Thanks a lot for the feedback!

in this type of scene you could add post-prod glowing effect and that would burn my GPU

Hmm, I have never tried three.js post-processing, but a glow effect sounds tempting… :wink:

Have you created lightmaps to fake the lights?

No. Everything is live, but don’t worry. There is not really an infinite number of lights. Only 40 or so. :angel: I don’t know exactly how to make a lightmap either, but I know I could have used the same one for each tunnel segment, due to the infinite repeating pattern. But lightmaps cannot represent the specular component, right? So I would have to fake that separately (it is not very pronounced on the effects of the ceiling lights, though). And once I add other cars/objects to the scene, I will also have to fake shadows? It would actually not be that hard, I think. maybe I could blend two shadow meshes, one pointing from each of the two nearest ceiling lights. Using a smoothstep (cubic Hermitian spline) blend.

I think the easiest improvement I can make is to merge all static objects with same material into a single geometry. That way I will reduce the number of draw calls per frame from 236 to 7 or so.

Otherwise, controls are good and the overall sensation is nicely simulated!

That’s good to hear! :smiley:

I tried it on my Macbook Pro 2018 (AMD Radeon Pro 560). Maxes out the GPU, but runs pretty smooth at 60 FPS.

Pretty nice demo. Why does it take so long to load up initially?

EDIT: tried it on my Chromebook (Intel HD Graphics) and it runs at 10 FPS

I am restructuring it, but struggling to get everything to work. I think eventually it will run really very much faster.

Why does it take so long to load up initially?

I am not sure, but I do create some textures at startup.

New version. Reduced renderer.info from

  1. memory: {geometries: 8, textures: 4}
  2. programs: 4
  3. render: {calls: 236, triangles: 1612, points: 0, lines: 0}

to

  1. memory: {geometries: 6, textures: 4}
  2. programs: 4
  3. render: {calls: 9, triangles: 1248, points: 0, lines: 0}

@Droopie Does it run smoothly now? Still slow startup, I guess.

40 moving spotlights sounds a lot to me… In the PBR pipeline, lightmaps/shadow maps are just a B/W map and have not influence on Roughness maps (specular-like map). They are a lot cheaper than lights: DOOM was made of maps/textures. In Blender “lightmaps” are called “shadow maps”, I’ve always considered them to be the same.

Also, even with textures, you’ll want to have only 40 segments… just to make sure your scene is as light as possible before adding details, like cars, animations, logic, network, sound,…

I am not sure what shadowMesh works… I wouldn’t know how to merge the shadow of a moving character with the shadow of the environment. I think it is possible as they both are B/W maps.

Provided material.
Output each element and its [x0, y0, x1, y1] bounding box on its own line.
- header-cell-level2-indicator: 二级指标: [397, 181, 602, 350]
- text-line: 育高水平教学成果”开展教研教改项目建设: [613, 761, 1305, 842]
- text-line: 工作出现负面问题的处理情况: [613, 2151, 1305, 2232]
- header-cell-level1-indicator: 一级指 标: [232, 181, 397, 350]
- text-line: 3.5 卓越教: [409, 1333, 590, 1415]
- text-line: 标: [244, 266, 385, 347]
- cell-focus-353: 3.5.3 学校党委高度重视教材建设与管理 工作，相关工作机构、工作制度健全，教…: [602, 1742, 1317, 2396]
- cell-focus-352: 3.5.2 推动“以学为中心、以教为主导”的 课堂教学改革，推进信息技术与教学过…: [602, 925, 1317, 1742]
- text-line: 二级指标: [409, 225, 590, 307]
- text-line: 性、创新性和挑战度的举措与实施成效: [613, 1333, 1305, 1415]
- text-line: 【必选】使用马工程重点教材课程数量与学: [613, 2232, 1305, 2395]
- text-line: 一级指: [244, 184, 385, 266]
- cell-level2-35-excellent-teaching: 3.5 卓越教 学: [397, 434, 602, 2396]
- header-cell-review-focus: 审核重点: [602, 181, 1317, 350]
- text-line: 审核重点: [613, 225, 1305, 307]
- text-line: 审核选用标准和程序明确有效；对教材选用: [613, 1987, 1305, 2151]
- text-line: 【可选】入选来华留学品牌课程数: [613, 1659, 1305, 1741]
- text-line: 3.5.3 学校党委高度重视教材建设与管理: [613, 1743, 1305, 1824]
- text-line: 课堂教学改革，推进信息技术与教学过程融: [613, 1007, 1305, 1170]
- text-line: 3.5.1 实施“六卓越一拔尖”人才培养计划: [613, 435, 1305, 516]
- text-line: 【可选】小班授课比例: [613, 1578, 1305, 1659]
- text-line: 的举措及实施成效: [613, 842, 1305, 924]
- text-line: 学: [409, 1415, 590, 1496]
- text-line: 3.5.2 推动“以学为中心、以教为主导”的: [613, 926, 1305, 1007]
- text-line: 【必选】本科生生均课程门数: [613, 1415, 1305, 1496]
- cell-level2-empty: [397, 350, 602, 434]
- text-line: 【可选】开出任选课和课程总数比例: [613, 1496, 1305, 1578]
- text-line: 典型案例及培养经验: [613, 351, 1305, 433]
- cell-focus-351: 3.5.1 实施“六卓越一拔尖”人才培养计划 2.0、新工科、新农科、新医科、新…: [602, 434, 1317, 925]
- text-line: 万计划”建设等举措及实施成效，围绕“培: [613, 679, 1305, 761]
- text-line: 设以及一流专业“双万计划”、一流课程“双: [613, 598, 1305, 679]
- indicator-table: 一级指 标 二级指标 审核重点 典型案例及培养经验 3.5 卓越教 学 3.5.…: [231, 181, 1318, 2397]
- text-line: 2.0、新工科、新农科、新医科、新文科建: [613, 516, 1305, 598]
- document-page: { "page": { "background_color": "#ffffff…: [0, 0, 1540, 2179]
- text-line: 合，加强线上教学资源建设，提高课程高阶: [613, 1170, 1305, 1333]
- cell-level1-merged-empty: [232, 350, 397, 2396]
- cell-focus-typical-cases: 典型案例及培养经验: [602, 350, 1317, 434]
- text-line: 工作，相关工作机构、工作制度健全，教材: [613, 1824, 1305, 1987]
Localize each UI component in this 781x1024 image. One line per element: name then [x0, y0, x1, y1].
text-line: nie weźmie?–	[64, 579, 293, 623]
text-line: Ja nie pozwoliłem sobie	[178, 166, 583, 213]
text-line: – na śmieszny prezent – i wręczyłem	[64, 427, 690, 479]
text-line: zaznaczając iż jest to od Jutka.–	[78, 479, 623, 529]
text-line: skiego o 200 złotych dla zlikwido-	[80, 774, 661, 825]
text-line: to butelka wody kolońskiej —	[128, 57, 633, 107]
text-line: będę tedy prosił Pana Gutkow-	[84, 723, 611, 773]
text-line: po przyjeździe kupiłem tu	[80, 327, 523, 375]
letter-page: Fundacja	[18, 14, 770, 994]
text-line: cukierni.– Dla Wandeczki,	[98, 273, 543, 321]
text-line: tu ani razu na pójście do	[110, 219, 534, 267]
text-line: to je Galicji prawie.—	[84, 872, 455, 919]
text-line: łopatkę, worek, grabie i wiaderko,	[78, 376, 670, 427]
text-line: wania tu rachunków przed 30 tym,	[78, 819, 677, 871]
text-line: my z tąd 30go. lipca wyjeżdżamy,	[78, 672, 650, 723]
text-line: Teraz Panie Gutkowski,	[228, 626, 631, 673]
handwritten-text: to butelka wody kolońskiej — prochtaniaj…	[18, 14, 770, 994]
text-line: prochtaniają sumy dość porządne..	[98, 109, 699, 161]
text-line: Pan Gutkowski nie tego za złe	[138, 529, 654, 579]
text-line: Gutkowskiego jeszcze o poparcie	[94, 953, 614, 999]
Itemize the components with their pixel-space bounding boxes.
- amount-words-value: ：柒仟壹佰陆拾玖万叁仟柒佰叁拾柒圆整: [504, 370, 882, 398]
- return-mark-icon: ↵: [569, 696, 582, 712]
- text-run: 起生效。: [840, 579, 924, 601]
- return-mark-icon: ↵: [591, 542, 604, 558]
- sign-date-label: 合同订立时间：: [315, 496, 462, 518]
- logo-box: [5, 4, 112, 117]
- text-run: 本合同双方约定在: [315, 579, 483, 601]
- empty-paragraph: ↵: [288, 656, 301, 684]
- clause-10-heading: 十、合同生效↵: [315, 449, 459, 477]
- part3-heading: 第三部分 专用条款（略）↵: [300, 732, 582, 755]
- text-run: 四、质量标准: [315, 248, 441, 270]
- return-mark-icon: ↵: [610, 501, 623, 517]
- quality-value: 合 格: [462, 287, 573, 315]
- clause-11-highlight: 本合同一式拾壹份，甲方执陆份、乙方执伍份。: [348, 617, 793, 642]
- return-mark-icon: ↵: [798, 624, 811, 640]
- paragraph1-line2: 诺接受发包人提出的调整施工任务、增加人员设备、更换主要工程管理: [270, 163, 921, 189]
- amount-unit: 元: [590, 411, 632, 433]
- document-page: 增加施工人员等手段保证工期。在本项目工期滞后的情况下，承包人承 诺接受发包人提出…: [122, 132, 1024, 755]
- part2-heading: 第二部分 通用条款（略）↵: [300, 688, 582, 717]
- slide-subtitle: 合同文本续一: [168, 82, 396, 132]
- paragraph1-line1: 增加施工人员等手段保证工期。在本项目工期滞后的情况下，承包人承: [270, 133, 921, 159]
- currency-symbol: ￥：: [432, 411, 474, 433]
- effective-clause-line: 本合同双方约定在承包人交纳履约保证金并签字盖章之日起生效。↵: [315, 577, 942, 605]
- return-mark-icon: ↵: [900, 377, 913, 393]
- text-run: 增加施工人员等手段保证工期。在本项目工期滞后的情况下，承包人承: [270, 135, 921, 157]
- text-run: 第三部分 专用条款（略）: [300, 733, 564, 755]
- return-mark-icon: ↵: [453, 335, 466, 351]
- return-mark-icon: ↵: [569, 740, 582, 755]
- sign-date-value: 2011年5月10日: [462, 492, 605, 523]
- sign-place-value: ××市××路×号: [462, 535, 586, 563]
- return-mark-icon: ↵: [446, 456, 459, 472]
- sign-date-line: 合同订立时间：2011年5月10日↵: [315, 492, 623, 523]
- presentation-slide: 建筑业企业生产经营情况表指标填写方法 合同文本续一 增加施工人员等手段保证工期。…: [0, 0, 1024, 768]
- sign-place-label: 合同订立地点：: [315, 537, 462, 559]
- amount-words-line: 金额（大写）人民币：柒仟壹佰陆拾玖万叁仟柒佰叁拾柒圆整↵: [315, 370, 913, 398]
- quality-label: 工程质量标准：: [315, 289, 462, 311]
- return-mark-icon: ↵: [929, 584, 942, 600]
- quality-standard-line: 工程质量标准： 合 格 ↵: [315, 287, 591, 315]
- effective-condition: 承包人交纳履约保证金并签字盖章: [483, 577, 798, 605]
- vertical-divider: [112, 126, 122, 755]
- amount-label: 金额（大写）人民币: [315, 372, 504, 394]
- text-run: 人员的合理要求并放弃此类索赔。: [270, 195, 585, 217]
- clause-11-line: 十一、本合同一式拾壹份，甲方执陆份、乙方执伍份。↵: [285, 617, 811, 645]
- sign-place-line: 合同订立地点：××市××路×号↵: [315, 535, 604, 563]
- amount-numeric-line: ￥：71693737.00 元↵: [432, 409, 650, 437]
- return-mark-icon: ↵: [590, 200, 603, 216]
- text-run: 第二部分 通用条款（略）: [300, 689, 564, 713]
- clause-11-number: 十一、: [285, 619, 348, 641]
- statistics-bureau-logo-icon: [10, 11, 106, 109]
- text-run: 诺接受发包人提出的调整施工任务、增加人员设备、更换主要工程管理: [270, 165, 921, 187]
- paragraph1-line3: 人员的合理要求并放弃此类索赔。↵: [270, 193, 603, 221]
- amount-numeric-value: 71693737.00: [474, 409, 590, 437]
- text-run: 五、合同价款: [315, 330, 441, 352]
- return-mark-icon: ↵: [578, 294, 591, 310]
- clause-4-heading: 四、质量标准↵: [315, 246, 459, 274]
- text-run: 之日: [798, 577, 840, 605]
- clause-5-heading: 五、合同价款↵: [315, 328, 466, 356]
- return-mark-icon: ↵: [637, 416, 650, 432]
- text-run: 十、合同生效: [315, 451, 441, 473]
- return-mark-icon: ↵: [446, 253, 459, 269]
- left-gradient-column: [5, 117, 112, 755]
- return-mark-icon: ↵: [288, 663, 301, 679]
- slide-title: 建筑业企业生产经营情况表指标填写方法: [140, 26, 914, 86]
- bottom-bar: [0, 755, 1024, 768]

What you have to do.
Carry on the forum thread about the three.js tunnel-driving demo, picking up after its last post.

Answer to this task.
They are not moving, but indeed movable. And moving in view space.

I haven’t really considered lightmaps yet. I don’t even know yet if they are applied with UV mapping (emissive map) or with projection (like the shadow maps in three.js).

I am not sure what shadowMesh works… I wouldn’t know how to merge the shadow of a moving character with the shadow of the environment. I think it is possible as they both are B/W maps.

The point would be to get rid of all the static SpotLight objects and fake all the effects. Using lightmaps on the geometry and either a custom shadow map projection or some other shadowing method, like shadow mesh (in either case only considering the two nearest lights for each shadow-casting mesh).

Well lowering the draw call from 200+ to 9 has had a significant improvement for my GPU. I was a bit worried when it hit the 100% mark with just graphics. Now it’s at 40%. Much better!

1 Like

Thank you for testing again! I have noticed some occasional “jaggering” with the new version that I believe was absent in the older version, though. Hm.

I think another possible solution than lightmaps could be to go back to tunnel segments and use instancing, where only a few spotlights are considered for each instance, and only their relative positions to the base geometry and the camera are considered. This way I can achieve exactly the same result as using 40+ full spotlights.

For some reason it dropped down to 53 FPS on Macbook and to 5 FPS on my Chromebook

That is disappointing. Maybe the approach I outlined above will work better. If Intel HD supports instancing etc.